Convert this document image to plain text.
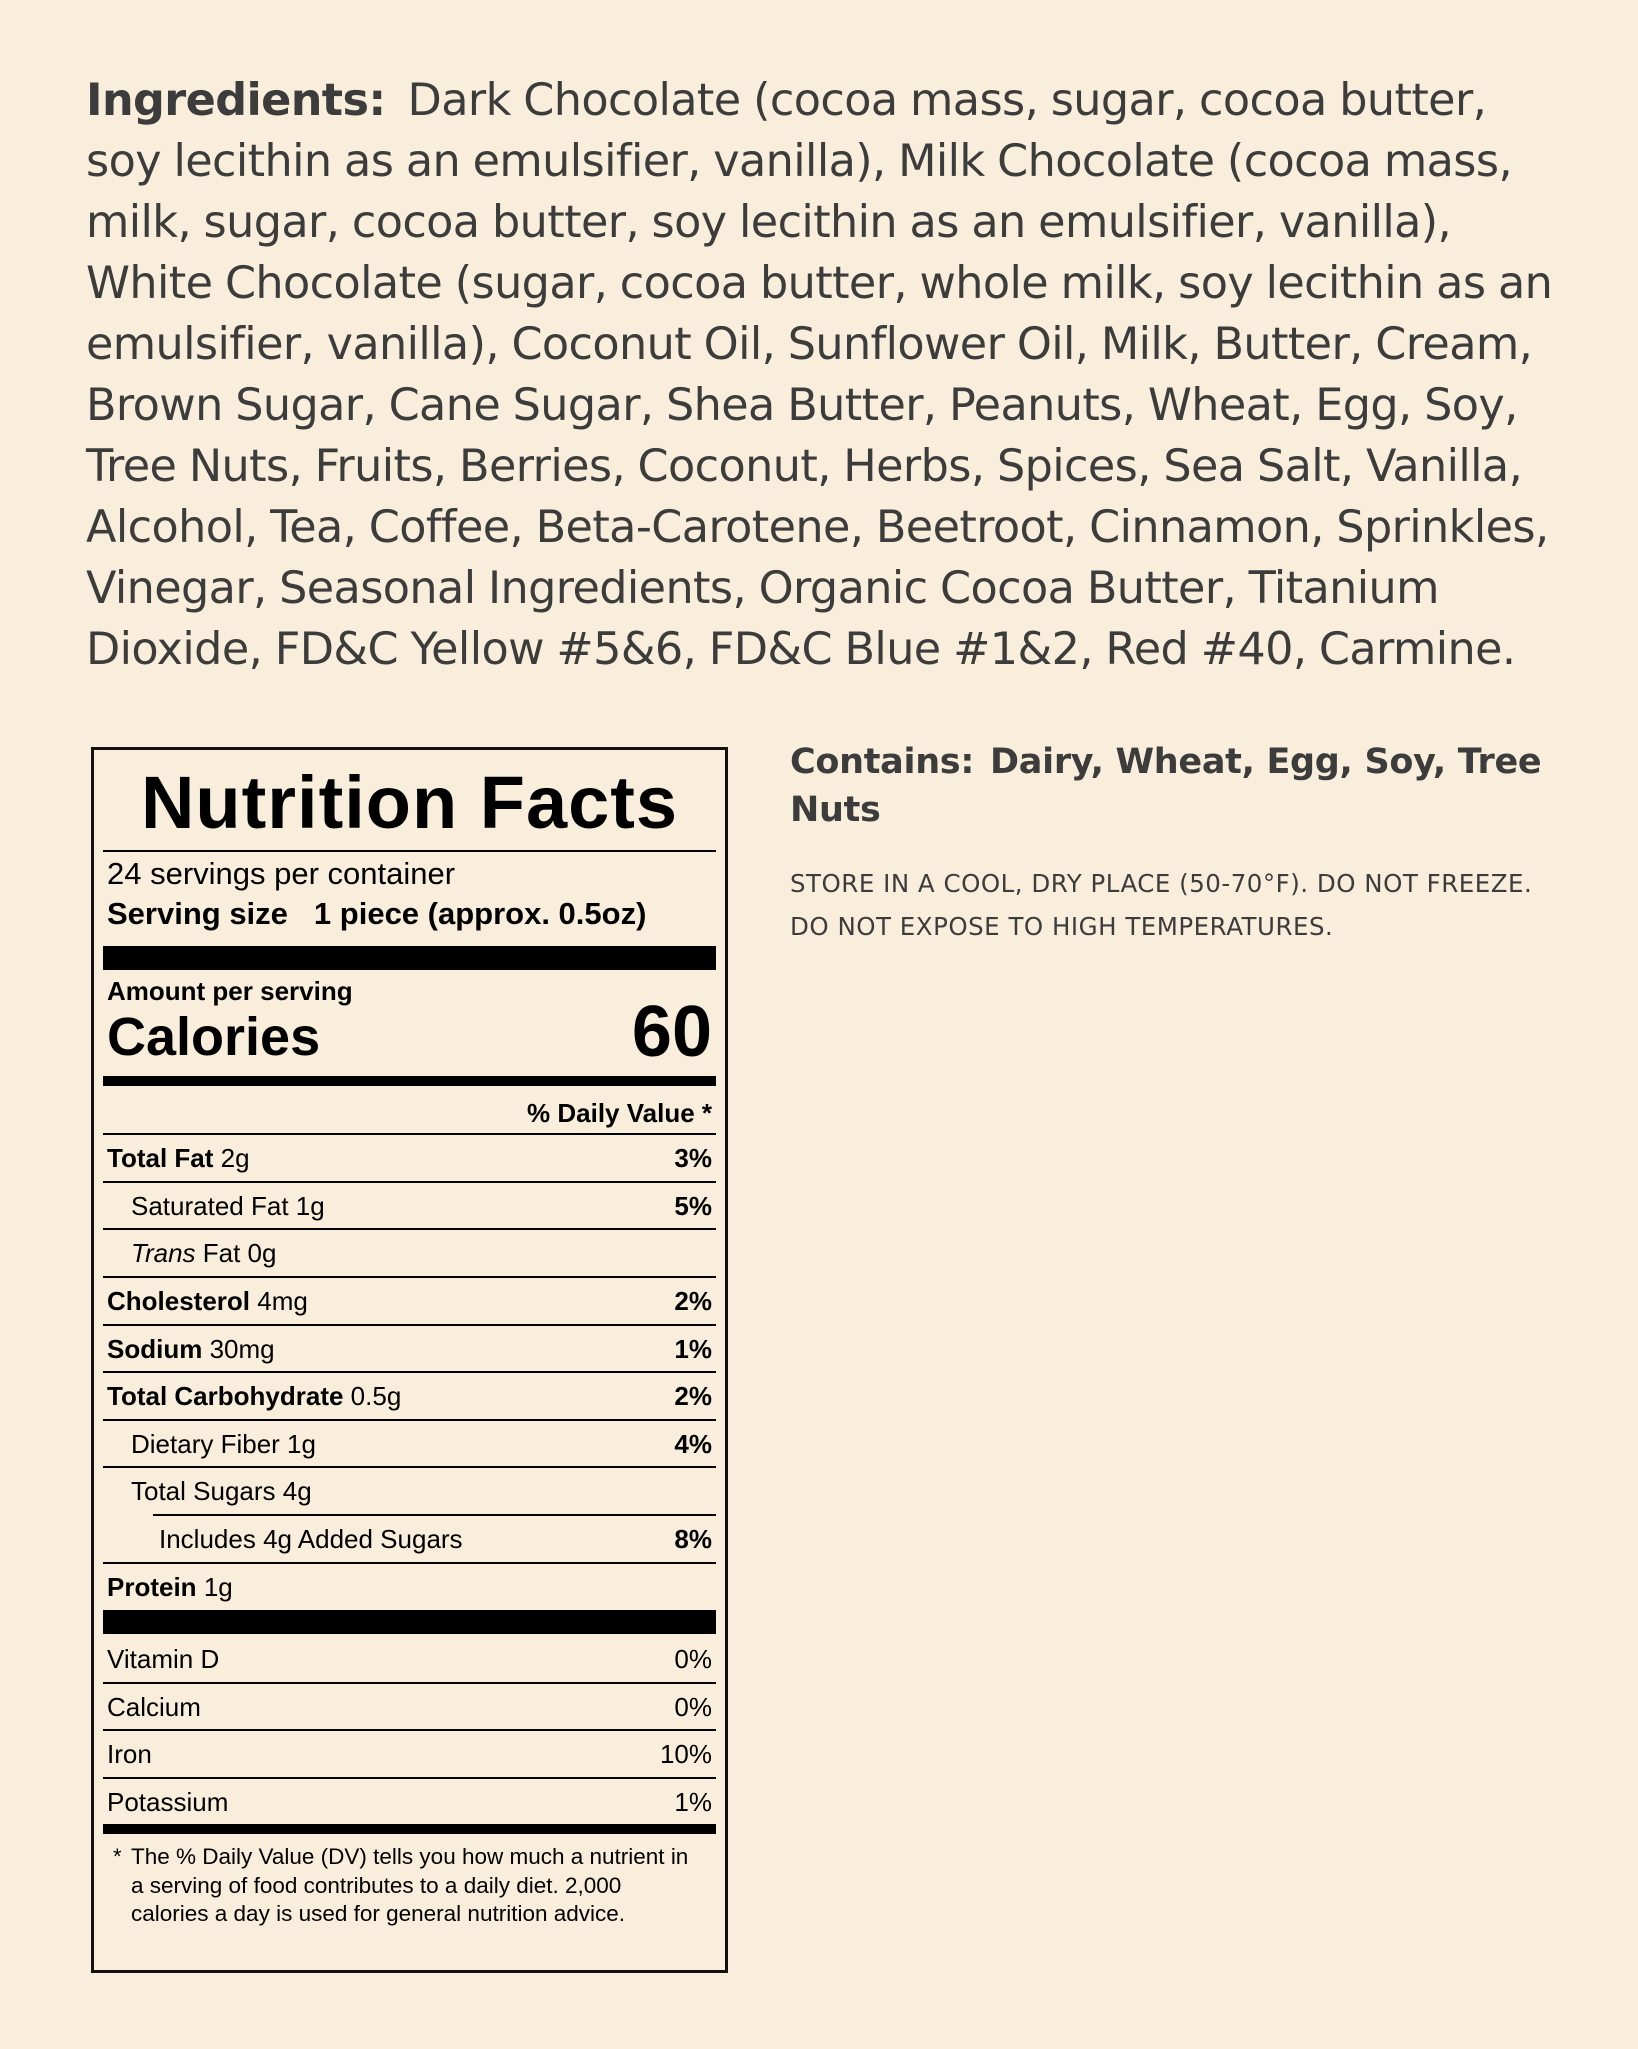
Ingredients: Dark Chocolate (cocoa mass, sugar, cocoa butter, soy lecithin as an emulsifier, vanilla), Milk Chocolate (cocoa mass, milk, sugar, cocoa butter, soy lecithin as an emulsifier, vanilla), White Chocolate (sugar, cocoa butter, whole milk, soy lecithin as an emulsifier, vanilla), Coconut Oil, Sunflower Oil, Milk, Butter, Cream, Brown Sugar, Cane Sugar, Shea Butter, Peanuts, Wheat, Egg, Soy, Tree Nuts, Fruits, Berries, Coconut, Herbs, Spices, Sea Salt, Vanilla, Alcohol, Tea, Coffee, Beta-Carotene, Beetroot, Cinnamon, Sprinkles, Vinegar, Seasonal Ingredients, Organic Cocoa Butter, Titanium Dioxide, FD&C Yellow #5&6, FD&C Blue #1&2, Red #40, Carmine.
Nutrition Facts
24 servings per container
Serving size 1 piece (approx. 0.5oz)
Amount per serving
Calories	60
% Daily Value *
Total Fat 2g	3%
Saturated Fat 1g	5%
Trans Fat 0g
Cholesterol 4mg	2%
Sodium 30mg	1%
Total Carbohydrate 0.5g	2%
Dietary Fiber 1g	4%
Total Sugars 4g
Includes 4g Added Sugars	8%
Protein 1g
Vitamin D	0%
Calcium	0%
Iron	10%
Potassium	1%
* The % Daily Value (DV) tells you how much a nutrient in a serving of food contributes to a daily diet. 2,000 calories a day is used for general nutrition advice.
Contains: Dairy, Wheat, Egg, Soy, Tree Nuts
STORE IN A COOL, DRY PLACE (50-70°F). DO NOT FREEZE. DO NOT EXPOSE TO HIGH TEMPERATURES.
++++++++++++++++++++
Directions
Select and copy every line of the listing with the word "Value".

Result of this exercise
% Daily Value *
* The % Daily Value (DV) tells you how much a nutrient in a serving of food contributes to a daily diet. 2,000 calories a day is used for general nutrition advice.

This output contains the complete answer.